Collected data
***

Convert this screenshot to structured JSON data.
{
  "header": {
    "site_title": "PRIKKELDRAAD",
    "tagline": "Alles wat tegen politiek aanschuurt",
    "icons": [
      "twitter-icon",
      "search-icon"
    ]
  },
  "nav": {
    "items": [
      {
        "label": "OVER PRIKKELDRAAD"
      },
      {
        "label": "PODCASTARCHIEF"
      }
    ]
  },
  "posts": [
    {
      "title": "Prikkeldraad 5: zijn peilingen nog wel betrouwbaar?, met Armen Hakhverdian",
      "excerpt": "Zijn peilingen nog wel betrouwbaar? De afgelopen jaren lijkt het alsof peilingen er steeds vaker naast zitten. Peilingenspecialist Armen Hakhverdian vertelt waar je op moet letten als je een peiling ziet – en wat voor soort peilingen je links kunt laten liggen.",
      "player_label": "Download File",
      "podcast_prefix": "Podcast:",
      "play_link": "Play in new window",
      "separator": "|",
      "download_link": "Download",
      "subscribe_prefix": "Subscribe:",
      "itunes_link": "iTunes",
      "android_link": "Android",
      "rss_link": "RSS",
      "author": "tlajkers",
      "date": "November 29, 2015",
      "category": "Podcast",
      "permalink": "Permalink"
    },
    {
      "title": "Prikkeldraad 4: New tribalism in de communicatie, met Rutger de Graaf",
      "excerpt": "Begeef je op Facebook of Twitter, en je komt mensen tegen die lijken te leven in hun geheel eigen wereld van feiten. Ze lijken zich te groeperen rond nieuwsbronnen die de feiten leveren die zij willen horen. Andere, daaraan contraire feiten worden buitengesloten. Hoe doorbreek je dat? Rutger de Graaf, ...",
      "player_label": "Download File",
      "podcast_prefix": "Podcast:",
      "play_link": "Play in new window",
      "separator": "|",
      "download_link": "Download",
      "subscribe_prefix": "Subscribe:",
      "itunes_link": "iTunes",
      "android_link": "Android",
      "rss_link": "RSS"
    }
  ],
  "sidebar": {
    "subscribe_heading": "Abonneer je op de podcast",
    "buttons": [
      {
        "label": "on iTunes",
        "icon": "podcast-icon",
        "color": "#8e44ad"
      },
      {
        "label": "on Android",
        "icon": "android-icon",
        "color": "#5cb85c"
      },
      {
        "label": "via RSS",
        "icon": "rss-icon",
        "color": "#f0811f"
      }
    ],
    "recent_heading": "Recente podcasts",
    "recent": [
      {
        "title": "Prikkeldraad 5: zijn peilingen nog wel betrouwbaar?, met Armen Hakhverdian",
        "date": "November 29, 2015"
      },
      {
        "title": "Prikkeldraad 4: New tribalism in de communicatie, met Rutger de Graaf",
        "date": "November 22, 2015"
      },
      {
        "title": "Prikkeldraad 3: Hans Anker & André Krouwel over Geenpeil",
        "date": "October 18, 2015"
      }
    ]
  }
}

***

- WHAT YOU NEED TO DO:
Of the lines in the material above, state how many contain the string "tegen"; give no other text.

- SOLUTION:
2